▶ WHAT TO DO:
Your answer should be a single number: the count of lines in the material below that hold "text".
────────────────────
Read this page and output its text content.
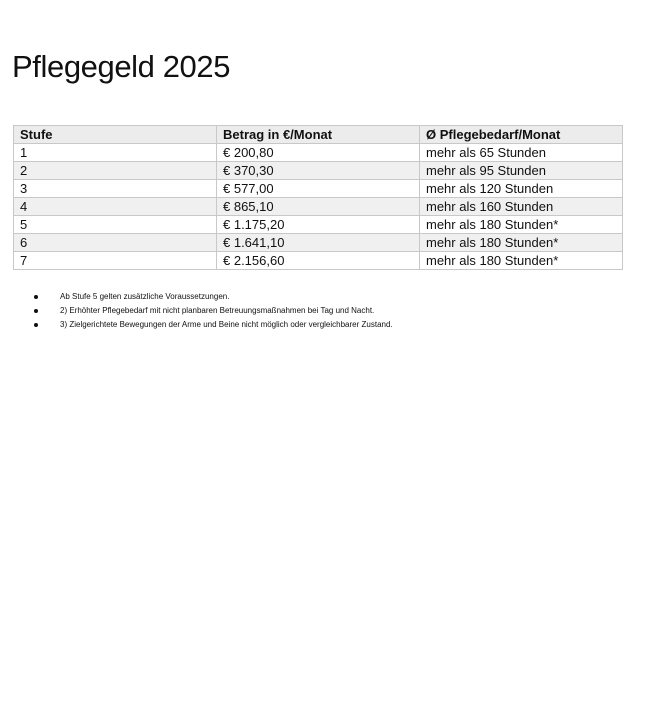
Pflegegeld 2025
Stufe	Betrag in €/Monat	Ø Pflegebedarf/Monat
1	€ 200,80	mehr als 65 Stunden
2	€ 370,30	mehr als 95 Stunden
3	€ 577,00	mehr als 120 Stunden
4	€ 865,10	mehr als 160 Stunden
5	€ 1.175,20	mehr als 180 Stunden*
6	€ 1.641,10	mehr als 180 Stunden*
7	€ 2.156,60	mehr als 180 Stunden*
Ab Stufe 5 gelten zusätzliche Voraussetzungen.
2) Erhöhter Pflegebedarf mit nicht planbaren Betreuungsmaßnahmen bei Tag und Nacht.
3) Zielgerichtete Bewegungen der Arme und Beine nicht möglich oder vergleichbarer Zustand.
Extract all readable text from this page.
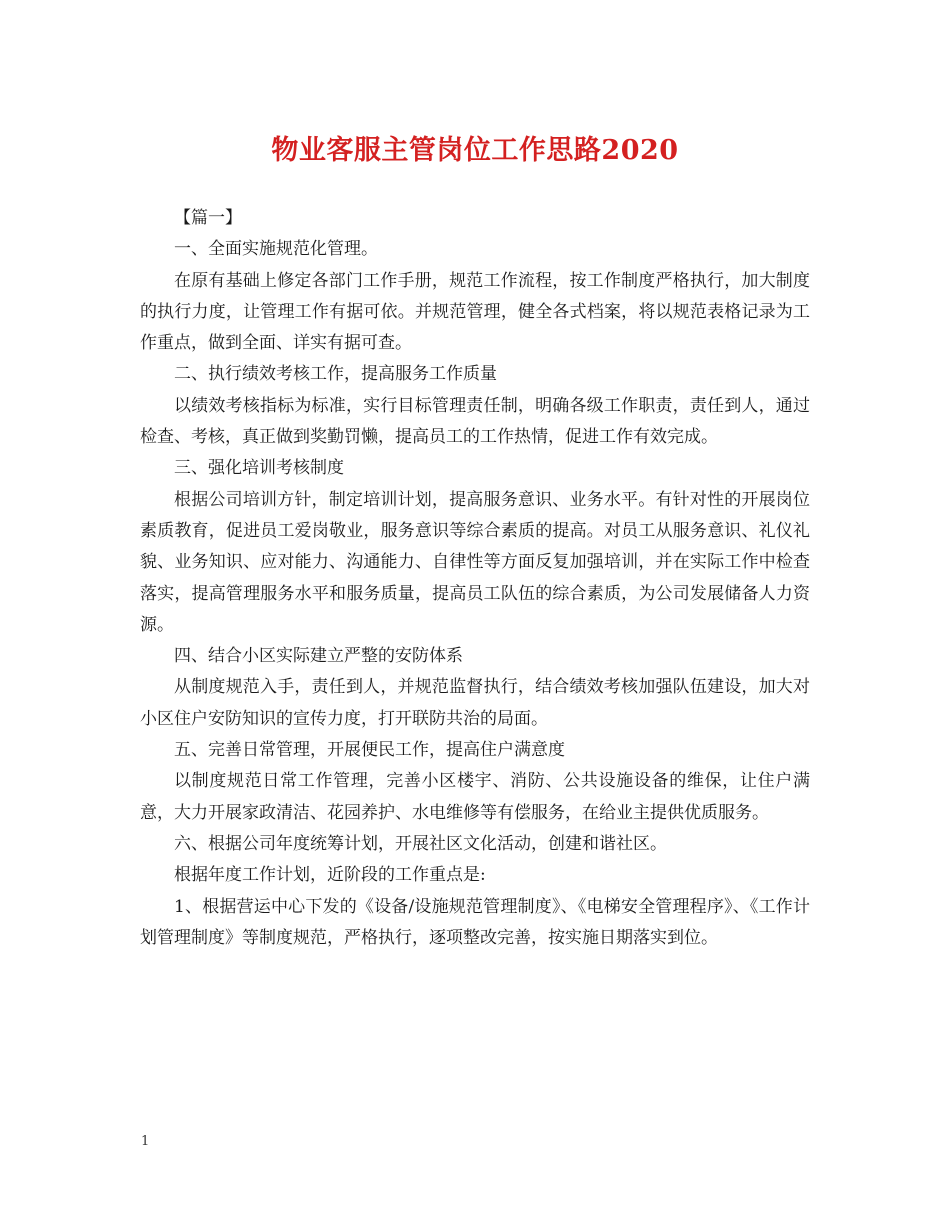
物业客服主管岗位工作思路2020

【篇一】

一、全面实施规范化管理。

在原有基础上修定各部门工作手册，规范工作流程，按工作制度严格执行，加大制度的执行力度，让管理工作有据可依。并规范管理，健全各式档案，将以规范表格记录为工作重点，做到全面、详实有据可查。

二、执行绩效考核工作，提高服务工作质量

以绩效考核指标为标准，实行目标管理责任制，明确各级工作职责，责任到人，通过检查、考核，真正做到奖勤罚懒，提高员工的工作热情，促进工作有效完成。

三、强化培训考核制度

根据公司培训方针，制定培训计划，提高服务意识、业务水平。有针对性的开展岗位素质教育，促进员工爱岗敬业，服务意识等综合素质的提高。对员工从服务意识、礼仪礼貌、业务知识、应对能力、沟通能力、自律性等方面反复加强培训，并在实际工作中检查落实，提高管理服务水平和服务质量，提高员工队伍的综合素质，为公司发展储备人力资源。

四、结合小区实际建立严整的安防体系

从制度规范入手，责任到人，并规范监督执行，结合绩效考核加强队伍建设，加大对小区住户安防知识的宣传力度，打开联防共治的局面。

五、完善日常管理，开展便民工作，提高住户满意度

以制度规范日常工作管理，完善小区楼宇、消防、公共设施设备的维保，让住户满意，大力开展家政清洁、花园养护、水电维修等有偿服务，在给业主提供优质服务。

六、根据公司年度统筹计划，开展社区文化活动，创建和谐社区。

根据年度工作计划，近阶段的工作重点是:

1、根据营运中心下发的《设备/设施规范管理制度》、《电梯安全管理程序》、《工作计划管理制度》等制度规范，严格执行，逐项整改完善，按实施日期落实到位。

1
────────────────────
▶ EXPECTED ANSWER:
2